Items from a data source:
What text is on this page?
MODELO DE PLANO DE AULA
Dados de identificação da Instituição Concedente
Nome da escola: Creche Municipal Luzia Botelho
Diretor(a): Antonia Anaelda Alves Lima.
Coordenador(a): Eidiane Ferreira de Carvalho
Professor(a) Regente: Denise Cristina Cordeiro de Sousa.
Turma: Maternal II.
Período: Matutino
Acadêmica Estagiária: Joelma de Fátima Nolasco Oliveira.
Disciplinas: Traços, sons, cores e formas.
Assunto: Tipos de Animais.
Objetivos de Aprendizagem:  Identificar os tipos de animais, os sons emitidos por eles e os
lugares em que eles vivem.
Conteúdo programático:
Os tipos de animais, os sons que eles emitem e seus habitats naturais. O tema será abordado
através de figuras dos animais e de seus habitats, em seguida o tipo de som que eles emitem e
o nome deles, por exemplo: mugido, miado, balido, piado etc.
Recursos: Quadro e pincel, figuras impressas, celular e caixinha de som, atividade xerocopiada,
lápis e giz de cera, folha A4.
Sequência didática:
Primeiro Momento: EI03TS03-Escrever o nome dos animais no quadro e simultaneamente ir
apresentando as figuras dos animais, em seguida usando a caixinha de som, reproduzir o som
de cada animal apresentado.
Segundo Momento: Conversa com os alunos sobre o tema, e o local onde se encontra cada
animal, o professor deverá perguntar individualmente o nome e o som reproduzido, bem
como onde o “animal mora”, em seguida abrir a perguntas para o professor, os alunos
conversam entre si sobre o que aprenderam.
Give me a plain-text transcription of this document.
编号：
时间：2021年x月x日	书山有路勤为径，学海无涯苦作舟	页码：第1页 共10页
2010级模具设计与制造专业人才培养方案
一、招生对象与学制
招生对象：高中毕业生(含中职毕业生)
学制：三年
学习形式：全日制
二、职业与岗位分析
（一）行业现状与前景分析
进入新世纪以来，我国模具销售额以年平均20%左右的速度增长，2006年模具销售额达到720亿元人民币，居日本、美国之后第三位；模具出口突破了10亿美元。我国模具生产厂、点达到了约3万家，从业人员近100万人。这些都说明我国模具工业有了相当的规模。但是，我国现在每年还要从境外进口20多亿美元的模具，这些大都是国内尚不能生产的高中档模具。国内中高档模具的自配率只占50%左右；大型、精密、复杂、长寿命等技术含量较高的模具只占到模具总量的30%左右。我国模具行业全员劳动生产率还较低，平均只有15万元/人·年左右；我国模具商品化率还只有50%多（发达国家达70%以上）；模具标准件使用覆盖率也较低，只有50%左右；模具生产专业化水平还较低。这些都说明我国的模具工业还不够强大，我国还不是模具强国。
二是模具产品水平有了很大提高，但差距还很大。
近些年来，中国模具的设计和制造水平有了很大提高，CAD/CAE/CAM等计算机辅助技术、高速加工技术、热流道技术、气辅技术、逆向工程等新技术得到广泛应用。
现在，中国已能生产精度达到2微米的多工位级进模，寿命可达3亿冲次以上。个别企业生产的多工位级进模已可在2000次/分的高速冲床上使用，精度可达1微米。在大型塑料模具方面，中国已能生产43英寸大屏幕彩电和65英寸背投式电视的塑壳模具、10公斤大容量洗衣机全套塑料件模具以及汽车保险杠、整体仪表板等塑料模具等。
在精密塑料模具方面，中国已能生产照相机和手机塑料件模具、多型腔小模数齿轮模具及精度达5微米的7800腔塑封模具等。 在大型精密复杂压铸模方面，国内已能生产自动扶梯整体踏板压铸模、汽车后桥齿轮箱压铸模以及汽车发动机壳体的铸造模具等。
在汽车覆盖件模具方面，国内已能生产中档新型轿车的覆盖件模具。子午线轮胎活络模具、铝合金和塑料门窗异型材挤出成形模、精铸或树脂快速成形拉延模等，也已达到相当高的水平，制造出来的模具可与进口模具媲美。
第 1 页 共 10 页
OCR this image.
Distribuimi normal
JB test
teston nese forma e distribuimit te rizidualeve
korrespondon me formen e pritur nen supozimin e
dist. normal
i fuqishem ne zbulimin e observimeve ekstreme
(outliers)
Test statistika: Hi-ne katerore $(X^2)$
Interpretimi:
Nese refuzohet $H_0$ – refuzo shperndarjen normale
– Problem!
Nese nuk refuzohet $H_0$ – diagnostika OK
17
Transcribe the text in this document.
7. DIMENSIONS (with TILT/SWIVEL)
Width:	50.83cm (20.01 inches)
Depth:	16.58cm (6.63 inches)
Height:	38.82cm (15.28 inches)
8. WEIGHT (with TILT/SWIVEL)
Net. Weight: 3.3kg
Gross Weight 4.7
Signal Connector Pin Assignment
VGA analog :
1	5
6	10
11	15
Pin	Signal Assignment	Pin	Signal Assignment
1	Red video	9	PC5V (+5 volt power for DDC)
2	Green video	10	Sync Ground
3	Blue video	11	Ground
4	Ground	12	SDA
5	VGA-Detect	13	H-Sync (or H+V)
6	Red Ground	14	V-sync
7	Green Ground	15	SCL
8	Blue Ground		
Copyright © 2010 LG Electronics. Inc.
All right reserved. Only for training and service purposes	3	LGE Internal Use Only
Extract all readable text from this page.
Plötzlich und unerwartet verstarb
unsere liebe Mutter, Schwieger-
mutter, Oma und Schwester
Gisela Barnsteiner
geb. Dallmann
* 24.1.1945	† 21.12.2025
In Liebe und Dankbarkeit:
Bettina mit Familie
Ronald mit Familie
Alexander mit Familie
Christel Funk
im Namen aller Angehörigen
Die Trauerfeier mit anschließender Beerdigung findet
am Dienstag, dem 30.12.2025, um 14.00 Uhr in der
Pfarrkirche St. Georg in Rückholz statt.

■ Work instructions: Reproduce the material verbatim, line by line.

■ Response:
What text is on this page?
MODELO DE PLANO DE AULA
Dados de identificação da Instituição Concedente
Nome da escola: Creche Municipal Luzia Botelho
Diretor(a): Antonia Anaelda Alves Lima.
Coordenador(a): Eidiane Ferreira de Carvalho
Professor(a) Regente: Denise Cristina Cordeiro de Sousa.
Turma: Maternal II.
Período: Matutino
Acadêmica Estagiária: Joelma de Fátima Nolasco Oliveira.
Disciplinas: Traços, sons, cores e formas.
Assunto: Tipos de Animais.
Objetivos de Aprendizagem:  Identificar os tipos de animais, os sons emitidos por eles e os
lugares em que eles vivem.
Conteúdo programático:
Os tipos de animais, os sons que eles emitem e seus habitats naturais. O tema será abordado
através de figuras dos animais e de seus habitats, em seguida o tipo de som que eles emitem e
o nome deles, por exemplo: mugido, miado, balido, piado etc.
Recursos: Quadro e pincel, figuras impressas, celular e caixinha de som, atividade xerocopiada,
lápis e giz de cera, folha A4.
Sequência didática:
Primeiro Momento: EI03TS03-Escrever o nome dos animais no quadro e simultaneamente ir
apresentando as figuras dos animais, em seguida usando a caixinha de som, reproduzir o som
de cada animal apresentado.
Segundo Momento: Conversa com os alunos sobre o tema, e o local onde se encontra cada
animal, o professor deverá perguntar individualmente o nome e o som reproduzido, bem
como onde o “animal mora”, em seguida abrir a perguntas para o professor, os alunos
conversam entre si sobre o que aprenderam.
Give me a plain-text transcription of this document.
编号：
时间：2021年x月x日	书山有路勤为径，学海无涯苦作舟	页码：第1页 共10页
2010级模具设计与制造专业人才培养方案
一、招生对象与学制
招生对象：高中毕业生(含中职毕业生)
学制：三年
学习形式：全日制
二、职业与岗位分析
（一）行业现状与前景分析
进入新世纪以来，我国模具销售额以年平均20%左右的速度增长，2006年模具销售额达到720亿元人民币，居日本、美国之后第三位；模具出口突破了10亿美元。我国模具生产厂、点达到了约3万家，从业人员近100万人。这些都说明我国模具工业有了相当的规模。但是，我国现在每年还要从境外进口20多亿美元的模具，这些大都是国内尚不能生产的高中档模具。国内中高档模具的自配率只占50%左右；大型、精密、复杂、长寿命等技术含量较高的模具只占到模具总量的30%左右。我国模具行业全员劳动生产率还较低，平均只有15万元/人·年左右；我国模具商品化率还只有50%多（发达国家达70%以上）；模具标准件使用覆盖率也较低，只有50%左右；模具生产专业化水平还较低。这些都说明我国的模具工业还不够强大，我国还不是模具强国。
二是模具产品水平有了很大提高，但差距还很大。
近些年来，中国模具的设计和制造水平有了很大提高，CAD/CAE/CAM等计算机辅助技术、高速加工技术、热流道技术、气辅技术、逆向工程等新技术得到广泛应用。
现在，中国已能生产精度达到2微米的多工位级进模，寿命可达3亿冲次以上。个别企业生产的多工位级进模已可在2000次/分的高速冲床上使用，精度可达1微米。在大型塑料模具方面，中国已能生产43英寸大屏幕彩电和65英寸背投式电视的塑壳模具、10公斤大容量洗衣机全套塑料件模具以及汽车保险杠、整体仪表板等塑料模具等。
在精密塑料模具方面，中国已能生产照相机和手机塑料件模具、多型腔小模数齿轮模具及精度达5微米的7800腔塑封模具等。 在大型精密复杂压铸模方面，国内已能生产自动扶梯整体踏板压铸模、汽车后桥齿轮箱压铸模以及汽车发动机壳体的铸造模具等。
在汽车覆盖件模具方面，国内已能生产中档新型轿车的覆盖件模具。子午线轮胎活络模具、铝合金和塑料门窗异型材挤出成形模、精铸或树脂快速成形拉延模等，也已达到相当高的水平，制造出来的模具可与进口模具媲美。
第 1 页 共 10 页
OCR this image.
Distribuimi normal
JB test
teston nese forma e distribuimit te rizidualeve
korrespondon me formen e pritur nen supozimin e
dist. normal
i fuqishem ne zbulimin e observimeve ekstreme
(outliers)
Test statistika: Hi-ne katerore $(X^2)$
Interpretimi:
Nese refuzohet $H_0$ – refuzo shperndarjen normale
– Problem!
Nese nuk refuzohet $H_0$ – diagnostika OK
17
Transcribe the text in this document.
7. DIMENSIONS (with TILT/SWIVEL)
Width:	50.83cm (20.01 inches)
Depth:	16.58cm (6.63 inches)
Height:	38.82cm (15.28 inches)
8. WEIGHT (with TILT/SWIVEL)
Net. Weight: 3.3kg
Gross Weight 4.7
Signal Connector Pin Assignment
VGA analog :
1	5
6	10
11	15
Pin	Signal Assignment	Pin	Signal Assignment
1	Red video	9	PC5V (+5 volt power for DDC)
2	Green video	10	Sync Ground
3	Blue video	11	Ground
4	Ground	12	SDA
5	VGA-Detect	13	H-Sync (or H+V)
6	Red Ground	14	V-sync
7	Green Ground	15	SCL
8	Blue Ground		
Copyright © 2010 LG Electronics. Inc.
All right reserved. Only for training and service purposes	3	LGE Internal Use Only
Extract all readable text from this page.
Plötzlich und unerwartet verstarb
unsere liebe Mutter, Schwieger-
mutter, Oma und Schwester
Gisela Barnsteiner
geb. Dallmann
* 24.1.1945	† 21.12.2025
In Liebe und Dankbarkeit:
Bettina mit Familie
Ronald mit Familie
Alexander mit Familie
Christel Funk
im Namen aller Angehörigen
Die Trauerfeier mit anschließender Beerdigung findet
am Dienstag, dem 30.12.2025, um 14.00 Uhr in der
Pfarrkirche St. Georg in Rückholz statt.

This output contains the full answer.